Input for this task –
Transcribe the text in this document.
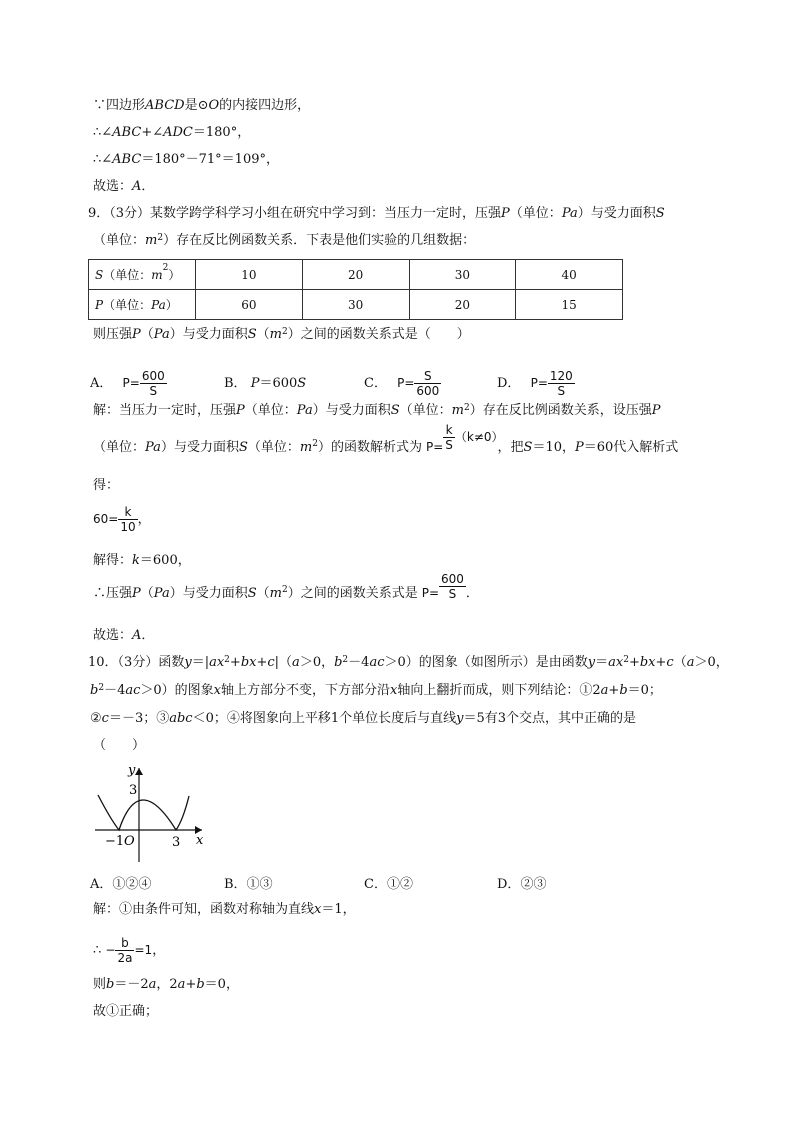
∵四边形ABCD是⊙O的内接四边形，
∴∠ABC+∠ADC＝180°，
∴∠ABC＝180°－71°＝109°，
故选：A．
9．（3分）某数学跨学科学习小组在研究中学习到：当压力一定时，压强P（单位：Pa）与受力面积S
（单位：$m^2$）存在反比例函数关系．下表是他们实验的几组数据：
S（单位：$m^2$）	10	20	30	40
P（单位：Pa）	60	30	20	15
则压强P（Pa）与受力面积$S(m^2)$之间的函数关系式是（　　）
A． $P= \frac{600}{S}$	B． P＝600S	C． $P= \frac{S}{600}$	D． $P= \frac{120}{S}$
解：当压力一定时，压强P（单位：Pa）与受力面积S（单位：$m^2$）存在反比例函数关系，设压强P
（单位：Pa）与受力面积S（单位：$m^2$）的函数解析式为 $P= \frac{k}{S} (k\ne 0)$，把S＝10，P＝60代入解析式
得：
$60= \frac{k}{10}$ ，
解得：k＝600，
∴压强P（Pa）与受力面积$S(m^2)$之间的函数关系式是 $P= \frac{600}{S}$ ．
故选：A．
10．（3分）函数$y=|ax^2+bx+c|(a>0$，$b^2-4ac>0$）的图象（如图所示）是由函数$y=ax^2+bx+c(a>0$，
$b^2-4ac>0$）的图象x轴上方部分不变，下方部分沿x轴向上翻折而成，则下列结论：①2a+b＝0；
②c＝－3；③abc＜0；④将图象向上平移1个单位长度后与直线y＝5有3个交点，其中正确的是
（　　）
y
x
O
−1	3
3
A．①②④	B．①③	C．①②	D．②③
解：①由条件可知，函数对称轴为直线x＝1，
∴ − $\frac{b}{2a} =1$，
则b＝－2a，2a+b＝0，
故①正确；
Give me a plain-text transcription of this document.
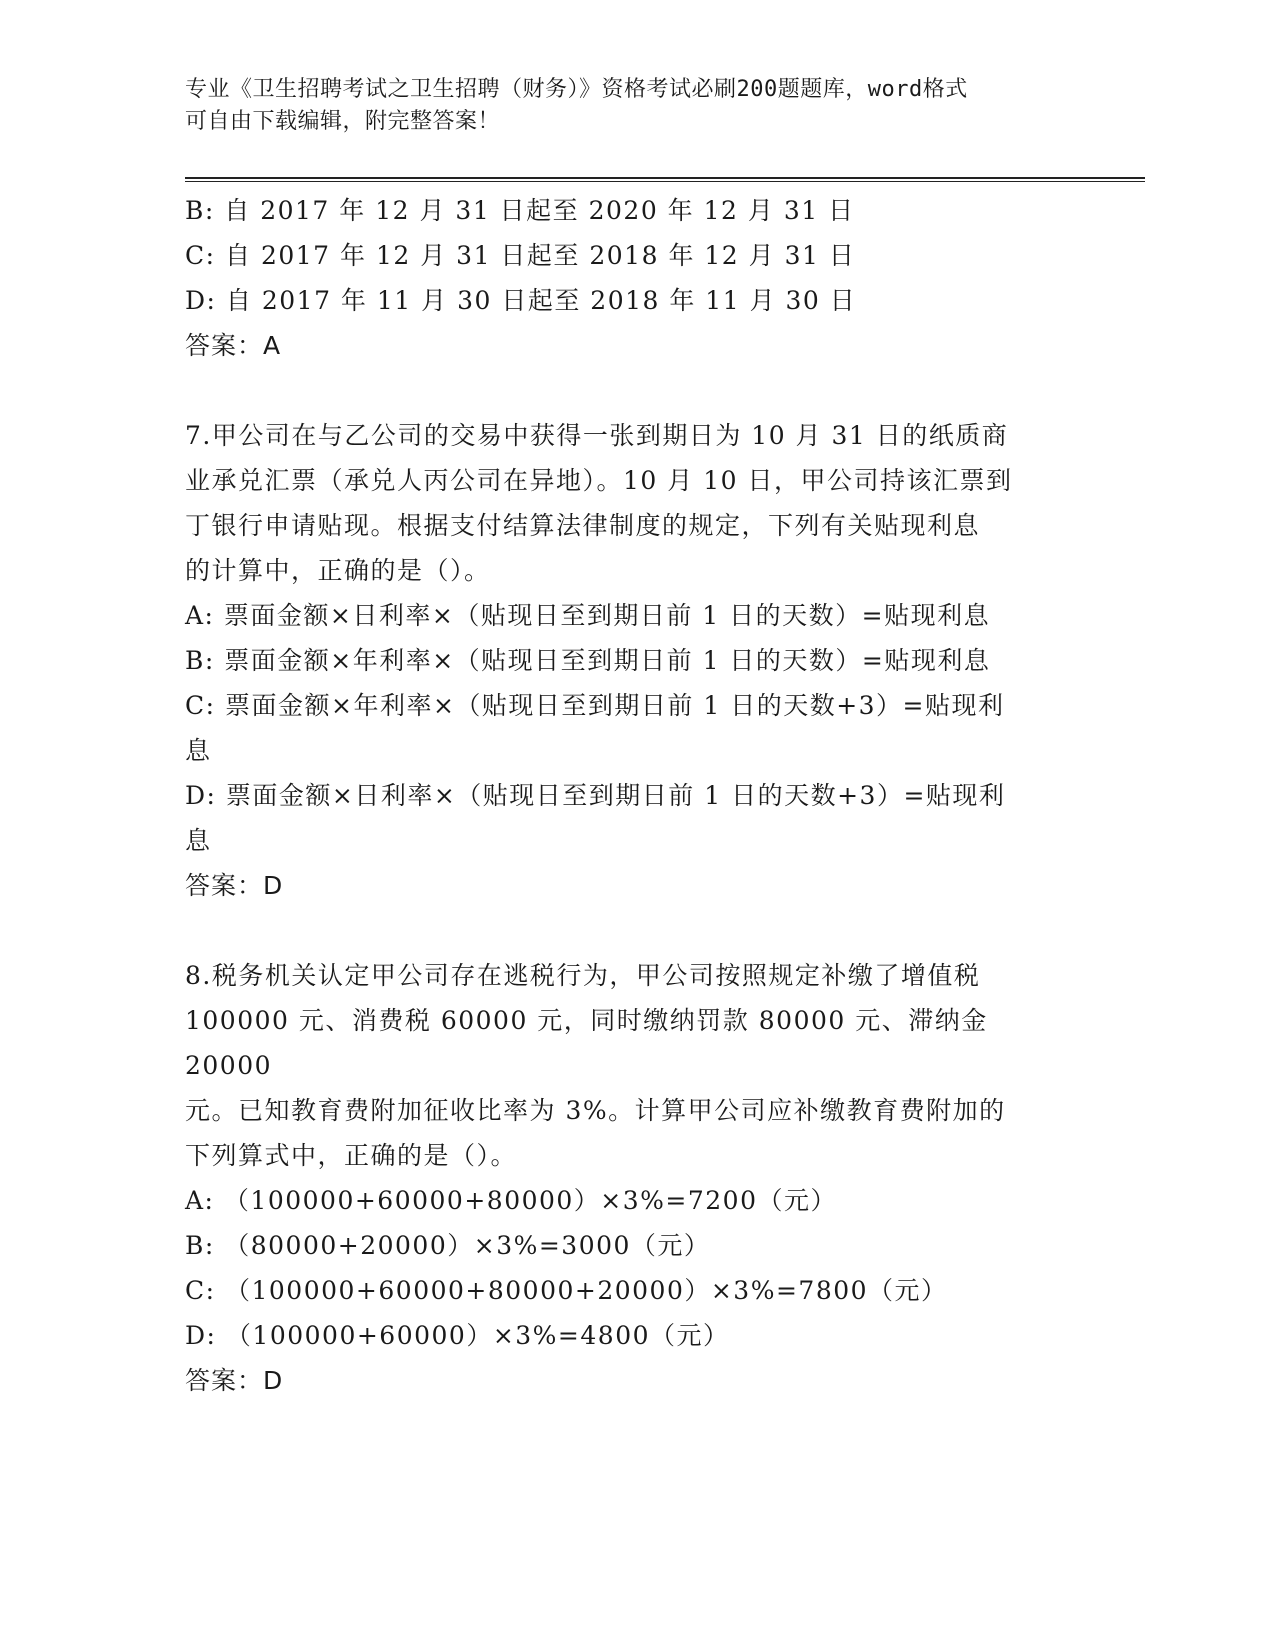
专业《卫生招聘考试之卫生招聘（财务）》资格考试必刷200题题库，word格式
可自由下载编辑，附完整答案！
B: 自 2017 年 12 月 31 日起至 2020 年 12 月 31 日
C: 自 2017 年 12 月 31 日起至 2018 年 12 月 31 日
D: 自 2017 年 11 月 30 日起至 2018 年 11 月 30 日
答案：A
7.甲公司在与乙公司的交易中获得一张到期日为 10 月 31 日的纸质商
业承兑汇票（承兑人丙公司在异地）。10 月 10 日，甲公司持该汇票到
丁银行申请贴现。根据支付结算法律制度的规定，下列有关贴现利息
的计算中，正确的是（）。
A: 票面金额×日利率×（贴现日至到期日前 1 日的天数）=贴现利息
B: 票面金额×年利率×（贴现日至到期日前 1 日的天数）=贴现利息
C: 票面金额×年利率×（贴现日至到期日前 1 日的天数+3）=贴现利
息
D: 票面金额×日利率×（贴现日至到期日前 1 日的天数+3）=贴现利
息
答案：D
8.税务机关认定甲公司存在逃税行为，甲公司按照规定补缴了增值税
100000 元、消费税 60000 元，同时缴纳罚款 80000 元、滞纳金 20000
元。已知教育费附加征收比率为 3%。计算甲公司应补缴教育费附加的
下列算式中，正确的是（）。
A: （100000+60000+80000）×3%=7200（元）
B: （80000+20000）×3%=3000（元）
C: （100000+60000+80000+20000）×3%=7800（元）
D: （100000+60000）×3%=4800（元）
答案：D
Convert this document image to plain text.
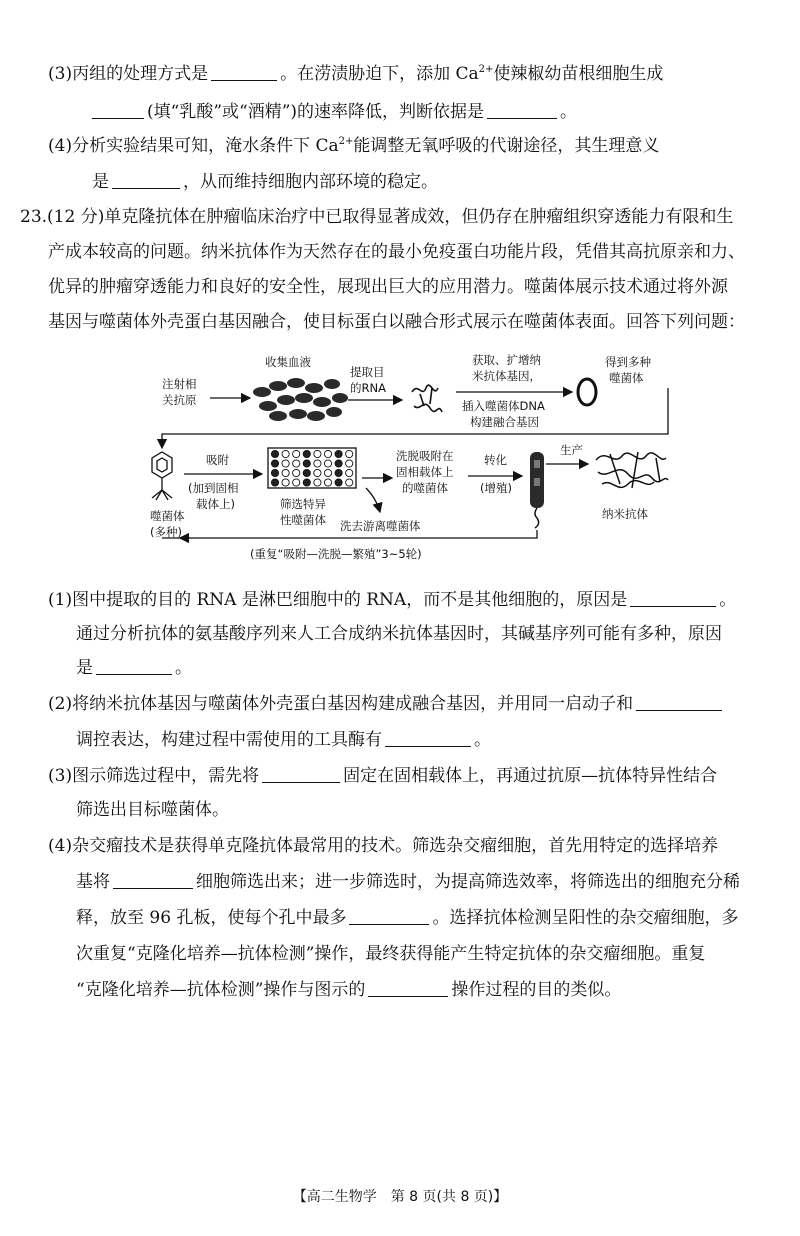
(3)丙组的处理方式是	。在涝渍胁迫下，添加 $Ca^{2+}$使辣椒幼苗根细胞生成
(填“乳酸”或“酒精”)的速率降低，判断依据是	。
(4)分析实验结果可知，淹水条件下 $Ca^{2+}$能调整无氧呼吸的代谢途径，其生理意义
是	，从而维持细胞内部环境的稳定。
23.(12 分)单克隆抗体在肿瘤临床治疗中已取得显著成效，但仍存在肿瘤组织穿透能力有限和生
产成本较高的问题。纳米抗体作为天然存在的最小免疫蛋白功能片段，凭借其高抗原亲和力、
优异的肿瘤穿透能力和良好的安全性，展现出巨大的应用潜力。噬菌体展示技术通过将外源
基因与噬菌体外壳蛋白基因融合，使目标蛋白以融合形式展示在噬菌体表面。回答下列问题：
注射相
关抗原
收集血液
提取目
的RNA
获取、扩增纳
米抗体基因，
插入噬菌体DNA
构建融合基因
得到多种
噬菌体
噬菌体
(多种)
吸附
(加到固相
载体上)	筛选特异
性噬菌体
洗脱吸附在
固相载体上
的噬菌体
洗去游离噬菌体
转化
(增殖)
生产
纳米抗体
(重复“吸附—洗脱—繁殖”3~5轮)
(1)图中提取的目的 RNA 是淋巴细胞中的 RNA，而不是其他细胞的，原因是	。
通过分析抗体的氨基酸序列来人工合成纳米抗体基因时，其碱基序列可能有多种，原因
是	。
(2)将纳米抗体基因与噬菌体外壳蛋白基因构建成融合基因，并用同一启动子和
调控表达，构建过程中需使用的工具酶有	。
(3)图示筛选过程中，需先将	固定在固相载体上，再通过抗原—抗体特异性结合
筛选出目标噬菌体。
(4)杂交瘤技术是获得单克隆抗体最常用的技术。筛选杂交瘤细胞，首先用特定的选择培养
基将	细胞筛选出来；进一步筛选时，为提高筛选效率，将筛选出的细胞充分稀
释，放至 96 孔板，使每个孔中最多	。选择抗体检测呈阳性的杂交瘤细胞，多
次重复“克隆化培养—抗体检测”操作，最终获得能产生特定抗体的杂交瘤细胞。重复
“克隆化培养—抗体检测”操作与图示的	操作过程的目的类似。
【高二生物学　第 8 页(共 8 页)】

The problem –
Repeat the records above exactly, leaving out the pictures.

Result of the task –
Transcribe the text in this document.
∵四边形ABCD是⊙O的内接四边形，
∴∠ABC+∠ADC＝180°，
∴∠ABC＝180°－71°＝109°，
故选：A．
9．（3分）某数学跨学科学习小组在研究中学习到：当压力一定时，压强P（单位：Pa）与受力面积S
（单位：$m^2$）存在反比例函数关系．下表是他们实验的几组数据：
S（单位：$m^2$）	10	20	30	40
P（单位：Pa）	60	30	20	15
则压强P（Pa）与受力面积$S(m^2)$之间的函数关系式是（　　）
A． $P= \frac{600}{S}$	B． P＝600S	C． $P= \frac{S}{600}$	D． $P= \frac{120}{S}$
解：当压力一定时，压强P（单位：Pa）与受力面积S（单位：$m^2$）存在反比例函数关系，设压强P
（单位：Pa）与受力面积S（单位：$m^2$）的函数解析式为 $P= \frac{k}{S} (k\ne 0)$，把S＝10，P＝60代入解析式
得：
$60= \frac{k}{10}$ ，
解得：k＝600，
∴压强P（Pa）与受力面积$S(m^2)$之间的函数关系式是 $P= \frac{600}{S}$ ．
故选：A．
10．（3分）函数$y=|ax^2+bx+c|(a>0$，$b^2-4ac>0$）的图象（如图所示）是由函数$y=ax^2+bx+c(a>0$，
$b^2-4ac>0$）的图象x轴上方部分不变，下方部分沿x轴向上翻折而成，则下列结论：①2a+b＝0；
②c＝－3；③abc＜0；④将图象向上平移1个单位长度后与直线y＝5有3个交点，其中正确的是
（　　）
y
x
O
−1	3
3
A．①②④	B．①③	C．①②	D．②③
解：①由条件可知，函数对称轴为直线x＝1，
∴ − $\frac{b}{2a} =1$，
则b＝－2a，2a+b＝0，
故①正确；
Give me a plain-text transcription of this document.
专业《卫生招聘考试之卫生招聘（财务）》资格考试必刷200题题库，word格式
可自由下载编辑，附完整答案！
B: 自 2017 年 12 月 31 日起至 2020 年 12 月 31 日
C: 自 2017 年 12 月 31 日起至 2018 年 12 月 31 日
D: 自 2017 年 11 月 30 日起至 2018 年 11 月 30 日
答案：A
7.甲公司在与乙公司的交易中获得一张到期日为 10 月 31 日的纸质商
业承兑汇票（承兑人丙公司在异地）。10 月 10 日，甲公司持该汇票到
丁银行申请贴现。根据支付结算法律制度的规定，下列有关贴现利息
的计算中，正确的是（）。
A: 票面金额×日利率×（贴现日至到期日前 1 日的天数）=贴现利息
B: 票面金额×年利率×（贴现日至到期日前 1 日的天数）=贴现利息
C: 票面金额×年利率×（贴现日至到期日前 1 日的天数+3）=贴现利
息
D: 票面金额×日利率×（贴现日至到期日前 1 日的天数+3）=贴现利
息
答案：D
8.税务机关认定甲公司存在逃税行为，甲公司按照规定补缴了增值税
100000 元、消费税 60000 元，同时缴纳罚款 80000 元、滞纳金 20000
元。已知教育费附加征收比率为 3%。计算甲公司应补缴教育费附加的
下列算式中，正确的是（）。
A: （100000+60000+80000）×3%=7200（元）
B: （80000+20000）×3%=3000（元）
C: （100000+60000+80000+20000）×3%=7800（元）
D: （100000+60000）×3%=4800（元）
答案：D
Convert this document image to plain text.
(3)丙组的处理方式是	。在涝渍胁迫下，添加 $Ca^{2+}$使辣椒幼苗根细胞生成
(填“乳酸”或“酒精”)的速率降低，判断依据是	。
(4)分析实验结果可知，淹水条件下 $Ca^{2+}$能调整无氧呼吸的代谢途径，其生理意义
是	，从而维持细胞内部环境的稳定。
23.(12 分)单克隆抗体在肿瘤临床治疗中已取得显著成效，但仍存在肿瘤组织穿透能力有限和生
产成本较高的问题。纳米抗体作为天然存在的最小免疫蛋白功能片段，凭借其高抗原亲和力、
优异的肿瘤穿透能力和良好的安全性，展现出巨大的应用潜力。噬菌体展示技术通过将外源
基因与噬菌体外壳蛋白基因融合，使目标蛋白以融合形式展示在噬菌体表面。回答下列问题：
注射相
关抗原
收集血液
提取目
的RNA
获取、扩增纳
米抗体基因，
插入噬菌体DNA
构建融合基因
得到多种
噬菌体
噬菌体
(多种)
吸附
(加到固相
载体上)	筛选特异
性噬菌体
洗脱吸附在
固相载体上
的噬菌体
洗去游离噬菌体
转化
(增殖)
生产
纳米抗体
(重复“吸附—洗脱—繁殖”3~5轮)
(1)图中提取的目的 RNA 是淋巴细胞中的 RNA，而不是其他细胞的，原因是	。
通过分析抗体的氨基酸序列来人工合成纳米抗体基因时，其碱基序列可能有多种，原因
是	。
(2)将纳米抗体基因与噬菌体外壳蛋白基因构建成融合基因，并用同一启动子和
调控表达，构建过程中需使用的工具酶有	。
(3)图示筛选过程中，需先将	固定在固相载体上，再通过抗原—抗体特异性结合
筛选出目标噬菌体。
(4)杂交瘤技术是获得单克隆抗体最常用的技术。筛选杂交瘤细胞，首先用特定的选择培养
基将	细胞筛选出来；进一步筛选时，为提高筛选效率，将筛选出的细胞充分稀
释，放至 96 孔板，使每个孔中最多	。选择抗体检测呈阳性的杂交瘤细胞，多
次重复“克隆化培养—抗体检测”操作，最终获得能产生特定抗体的杂交瘤细胞。重复
“克隆化培养—抗体检测”操作与图示的	操作过程的目的类似。
【高二生物学　第 8 页(共 8 页)】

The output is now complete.